** start **

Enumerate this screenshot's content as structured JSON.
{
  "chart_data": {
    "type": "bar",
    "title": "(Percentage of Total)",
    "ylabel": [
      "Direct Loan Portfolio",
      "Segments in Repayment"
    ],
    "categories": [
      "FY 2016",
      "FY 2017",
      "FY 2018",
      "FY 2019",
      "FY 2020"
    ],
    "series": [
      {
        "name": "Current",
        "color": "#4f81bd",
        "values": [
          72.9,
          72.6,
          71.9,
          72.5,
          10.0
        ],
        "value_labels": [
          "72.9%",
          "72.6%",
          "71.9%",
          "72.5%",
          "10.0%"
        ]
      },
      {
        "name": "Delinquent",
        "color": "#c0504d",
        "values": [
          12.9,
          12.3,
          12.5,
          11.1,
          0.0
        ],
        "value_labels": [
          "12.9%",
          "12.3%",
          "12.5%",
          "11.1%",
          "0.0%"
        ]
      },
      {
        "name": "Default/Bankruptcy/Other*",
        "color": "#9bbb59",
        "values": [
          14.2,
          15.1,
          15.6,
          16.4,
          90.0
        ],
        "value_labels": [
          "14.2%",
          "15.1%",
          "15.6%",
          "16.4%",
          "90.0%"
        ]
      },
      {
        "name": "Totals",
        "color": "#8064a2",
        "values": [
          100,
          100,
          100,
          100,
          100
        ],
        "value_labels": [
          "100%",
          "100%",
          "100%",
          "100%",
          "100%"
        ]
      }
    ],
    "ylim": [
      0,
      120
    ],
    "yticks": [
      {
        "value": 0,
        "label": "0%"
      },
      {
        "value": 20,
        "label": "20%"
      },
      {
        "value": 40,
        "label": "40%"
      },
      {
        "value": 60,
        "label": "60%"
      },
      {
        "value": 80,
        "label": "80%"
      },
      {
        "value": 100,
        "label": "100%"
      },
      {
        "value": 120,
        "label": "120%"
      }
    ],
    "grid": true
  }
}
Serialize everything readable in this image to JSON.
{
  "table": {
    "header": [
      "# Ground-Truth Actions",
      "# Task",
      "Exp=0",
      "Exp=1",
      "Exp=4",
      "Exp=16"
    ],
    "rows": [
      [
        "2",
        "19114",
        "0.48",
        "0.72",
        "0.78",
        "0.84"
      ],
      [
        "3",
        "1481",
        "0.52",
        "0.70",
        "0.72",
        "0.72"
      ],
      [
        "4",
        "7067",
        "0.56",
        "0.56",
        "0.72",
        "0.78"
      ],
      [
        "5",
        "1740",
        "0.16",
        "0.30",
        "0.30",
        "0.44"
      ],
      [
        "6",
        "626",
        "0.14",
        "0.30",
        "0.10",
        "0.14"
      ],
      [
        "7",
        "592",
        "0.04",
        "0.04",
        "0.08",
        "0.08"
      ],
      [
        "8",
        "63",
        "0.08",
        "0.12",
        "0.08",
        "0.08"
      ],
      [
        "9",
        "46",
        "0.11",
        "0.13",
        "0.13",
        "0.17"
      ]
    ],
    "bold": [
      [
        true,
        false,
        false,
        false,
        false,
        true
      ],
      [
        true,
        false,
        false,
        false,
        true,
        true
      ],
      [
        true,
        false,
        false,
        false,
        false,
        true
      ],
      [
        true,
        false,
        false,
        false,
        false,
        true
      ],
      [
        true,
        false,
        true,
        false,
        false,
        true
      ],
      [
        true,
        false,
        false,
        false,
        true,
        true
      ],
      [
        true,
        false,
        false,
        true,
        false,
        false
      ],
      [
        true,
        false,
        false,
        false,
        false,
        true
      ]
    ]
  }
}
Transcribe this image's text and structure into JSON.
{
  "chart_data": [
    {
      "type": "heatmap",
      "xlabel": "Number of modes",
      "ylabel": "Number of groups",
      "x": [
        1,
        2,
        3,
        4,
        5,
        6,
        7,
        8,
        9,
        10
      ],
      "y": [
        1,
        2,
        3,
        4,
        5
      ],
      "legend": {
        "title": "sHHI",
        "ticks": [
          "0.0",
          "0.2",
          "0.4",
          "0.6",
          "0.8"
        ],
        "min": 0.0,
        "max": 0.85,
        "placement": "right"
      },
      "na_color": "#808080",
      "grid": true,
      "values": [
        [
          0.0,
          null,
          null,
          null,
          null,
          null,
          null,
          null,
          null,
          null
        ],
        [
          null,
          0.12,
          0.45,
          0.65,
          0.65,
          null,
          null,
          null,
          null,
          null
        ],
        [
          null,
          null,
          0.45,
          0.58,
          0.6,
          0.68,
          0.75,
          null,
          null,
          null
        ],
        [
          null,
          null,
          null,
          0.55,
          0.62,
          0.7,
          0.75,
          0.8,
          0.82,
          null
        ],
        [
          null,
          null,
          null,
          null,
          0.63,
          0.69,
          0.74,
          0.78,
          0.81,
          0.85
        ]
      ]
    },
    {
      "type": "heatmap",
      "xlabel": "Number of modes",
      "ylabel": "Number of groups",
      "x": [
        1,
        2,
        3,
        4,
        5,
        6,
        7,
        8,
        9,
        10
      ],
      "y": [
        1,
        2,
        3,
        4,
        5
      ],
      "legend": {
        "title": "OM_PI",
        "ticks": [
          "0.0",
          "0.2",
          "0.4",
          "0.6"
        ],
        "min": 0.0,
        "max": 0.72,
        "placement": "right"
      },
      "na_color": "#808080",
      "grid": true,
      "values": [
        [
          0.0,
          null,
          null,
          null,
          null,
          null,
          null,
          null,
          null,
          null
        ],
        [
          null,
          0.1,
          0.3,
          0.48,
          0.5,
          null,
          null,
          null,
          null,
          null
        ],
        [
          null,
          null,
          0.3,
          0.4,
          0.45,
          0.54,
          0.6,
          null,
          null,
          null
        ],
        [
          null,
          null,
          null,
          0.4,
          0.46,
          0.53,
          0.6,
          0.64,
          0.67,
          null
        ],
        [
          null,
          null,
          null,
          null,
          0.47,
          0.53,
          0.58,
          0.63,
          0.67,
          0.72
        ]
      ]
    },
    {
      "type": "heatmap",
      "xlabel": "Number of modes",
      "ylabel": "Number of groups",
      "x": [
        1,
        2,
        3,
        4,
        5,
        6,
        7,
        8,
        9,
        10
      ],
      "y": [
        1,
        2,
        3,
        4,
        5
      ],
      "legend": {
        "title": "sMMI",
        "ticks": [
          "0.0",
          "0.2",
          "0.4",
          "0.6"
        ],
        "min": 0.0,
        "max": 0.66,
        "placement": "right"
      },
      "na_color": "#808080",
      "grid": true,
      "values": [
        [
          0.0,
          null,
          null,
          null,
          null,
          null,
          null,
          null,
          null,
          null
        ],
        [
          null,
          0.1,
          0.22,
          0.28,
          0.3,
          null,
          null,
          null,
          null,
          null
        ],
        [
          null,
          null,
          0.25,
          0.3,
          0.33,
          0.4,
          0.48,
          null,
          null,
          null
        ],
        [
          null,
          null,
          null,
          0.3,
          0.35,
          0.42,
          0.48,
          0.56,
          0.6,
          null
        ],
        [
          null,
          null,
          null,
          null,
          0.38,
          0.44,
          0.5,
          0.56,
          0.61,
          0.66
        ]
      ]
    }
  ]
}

** end **

> WHAT TO DO:
Recopy the entries above in their entirety, exactly.

> EXERCISE OUTPUT:
Enumerate this screenshot's content as structured JSON.
{
  "chart_data": {
    "type": "bar",
    "title": "(Percentage of Total)",
    "ylabel": [
      "Direct Loan Portfolio",
      "Segments in Repayment"
    ],
    "categories": [
      "FY 2016",
      "FY 2017",
      "FY 2018",
      "FY 2019",
      "FY 2020"
    ],
    "series": [
      {
        "name": "Current",
        "color": "#4f81bd",
        "values": [
          72.9,
          72.6,
          71.9,
          72.5,
          10.0
        ],
        "value_labels": [
          "72.9%",
          "72.6%",
          "71.9%",
          "72.5%",
          "10.0%"
        ]
      },
      {
        "name": "Delinquent",
        "color": "#c0504d",
        "values": [
          12.9,
          12.3,
          12.5,
          11.1,
          0.0
        ],
        "value_labels": [
          "12.9%",
          "12.3%",
          "12.5%",
          "11.1%",
          "0.0%"
        ]
      },
      {
        "name": "Default/Bankruptcy/Other*",
        "color": "#9bbb59",
        "values": [
          14.2,
          15.1,
          15.6,
          16.4,
          90.0
        ],
        "value_labels": [
          "14.2%",
          "15.1%",
          "15.6%",
          "16.4%",
          "90.0%"
        ]
      },
      {
        "name": "Totals",
        "color": "#8064a2",
        "values": [
          100,
          100,
          100,
          100,
          100
        ],
        "value_labels": [
          "100%",
          "100%",
          "100%",
          "100%",
          "100%"
        ]
      }
    ],
    "ylim": [
      0,
      120
    ],
    "yticks": [
      {
        "value": 0,
        "label": "0%"
      },
      {
        "value": 20,
        "label": "20%"
      },
      {
        "value": 40,
        "label": "40%"
      },
      {
        "value": 60,
        "label": "60%"
      },
      {
        "value": 80,
        "label": "80%"
      },
      {
        "value": 100,
        "label": "100%"
      },
      {
        "value": 120,
        "label": "120%"
      }
    ],
    "grid": true
  }
}
Serialize everything readable in this image to JSON.
{
  "table": {
    "header": [
      "# Ground-Truth Actions",
      "# Task",
      "Exp=0",
      "Exp=1",
      "Exp=4",
      "Exp=16"
    ],
    "rows": [
      [
        "2",
        "19114",
        "0.48",
        "0.72",
        "0.78",
        "0.84"
      ],
      [
        "3",
        "1481",
        "0.52",
        "0.70",
        "0.72",
        "0.72"
      ],
      [
        "4",
        "7067",
        "0.56",
        "0.56",
        "0.72",
        "0.78"
      ],
      [
        "5",
        "1740",
        "0.16",
        "0.30",
        "0.30",
        "0.44"
      ],
      [
        "6",
        "626",
        "0.14",
        "0.30",
        "0.10",
        "0.14"
      ],
      [
        "7",
        "592",
        "0.04",
        "0.04",
        "0.08",
        "0.08"
      ],
      [
        "8",
        "63",
        "0.08",
        "0.12",
        "0.08",
        "0.08"
      ],
      [
        "9",
        "46",
        "0.11",
        "0.13",
        "0.13",
        "0.17"
      ]
    ],
    "bold": [
      [
        true,
        false,
        false,
        false,
        false,
        true
      ],
      [
        true,
        false,
        false,
        false,
        true,
        true
      ],
      [
        true,
        false,
        false,
        false,
        false,
        true
      ],
      [
        true,
        false,
        false,
        false,
        false,
        true
      ],
      [
        true,
        false,
        true,
        false,
        false,
        true
      ],
      [
        true,
        false,
        false,
        false,
        true,
        true
      ],
      [
        true,
        false,
        false,
        true,
        false,
        false
      ],
      [
        true,
        false,
        false,
        false,
        false,
        true
      ]
    ]
  }
}
Transcribe this image's text and structure into JSON.
{
  "chart_data": [
    {
      "type": "heatmap",
      "xlabel": "Number of modes",
      "ylabel": "Number of groups",
      "x": [
        1,
        2,
        3,
        4,
        5,
        6,
        7,
        8,
        9,
        10
      ],
      "y": [
        1,
        2,
        3,
        4,
        5
      ],
      "legend": {
        "title": "sHHI",
        "ticks": [
          "0.0",
          "0.2",
          "0.4",
          "0.6",
          "0.8"
        ],
        "min": 0.0,
        "max": 0.85,
        "placement": "right"
      },
      "na_color": "#808080",
      "grid": true,
      "values": [
        [
          0.0,
          null,
          null,
          null,
          null,
          null,
          null,
          null,
          null,
          null
        ],
        [
          null,
          0.12,
          0.45,
          0.65,
          0.65,
          null,
          null,
          null,
          null,
          null
        ],
        [
          null,
          null,
          0.45,
          0.58,
          0.6,
          0.68,
          0.75,
          null,
          null,
          null
        ],
        [
          null,
          null,
          null,
          0.55,
          0.62,
          0.7,
          0.75,
          0.8,
          0.82,
          null
        ],
        [
          null,
          null,
          null,
          null,
          0.63,
          0.69,
          0.74,
          0.78,
          0.81,
          0.85
        ]
      ]
    },
    {
      "type": "heatmap",
      "xlabel": "Number of modes",
      "ylabel": "Number of groups",
      "x": [
        1,
        2,
        3,
        4,
        5,
        6,
        7,
        8,
        9,
        10
      ],
      "y": [
        1,
        2,
        3,
        4,
        5
      ],
      "legend": {
        "title": "OM_PI",
        "ticks": [
          "0.0",
          "0.2",
          "0.4",
          "0.6"
        ],
        "min": 0.0,
        "max": 0.72,
        "placement": "right"
      },
      "na_color": "#808080",
      "grid": true,
      "values": [
        [
          0.0,
          null,
          null,
          null,
          null,
          null,
          null,
          null,
          null,
          null
        ],
        [
          null,
          0.1,
          0.3,
          0.48,
          0.5,
          null,
          null,
          null,
          null,
          null
        ],
        [
          null,
          null,
          0.3,
          0.4,
          0.45,
          0.54,
          0.6,
          null,
          null,
          null
        ],
        [
          null,
          null,
          null,
          0.4,
          0.46,
          0.53,
          0.6,
          0.64,
          0.67,
          null
        ],
        [
          null,
          null,
          null,
          null,
          0.47,
          0.53,
          0.58,
          0.63,
          0.67,
          0.72
        ]
      ]
    },
    {
      "type": "heatmap",
      "xlabel": "Number of modes",
      "ylabel": "Number of groups",
      "x": [
        1,
        2,
        3,
        4,
        5,
        6,
        7,
        8,
        9,
        10
      ],
      "y": [
        1,
        2,
        3,
        4,
        5
      ],
      "legend": {
        "title": "sMMI",
        "ticks": [
          "0.0",
          "0.2",
          "0.4",
          "0.6"
        ],
        "min": 0.0,
        "max": 0.66,
        "placement": "right"
      },
      "na_color": "#808080",
      "grid": true,
      "values": [
        [
          0.0,
          null,
          null,
          null,
          null,
          null,
          null,
          null,
          null,
          null
        ],
        [
          null,
          0.1,
          0.22,
          0.28,
          0.3,
          null,
          null,
          null,
          null,
          null
        ],
        [
          null,
          null,
          0.25,
          0.3,
          0.33,
          0.4,
          0.48,
          null,
          null,
          null
        ],
        [
          null,
          null,
          null,
          0.3,
          0.35,
          0.42,
          0.48,
          0.56,
          0.6,
          null
        ],
        [
          null,
          null,
          null,
          null,
          0.38,
          0.44,
          0.5,
          0.56,
          0.61,
          0.66
        ]
      ]
    }
  ]
}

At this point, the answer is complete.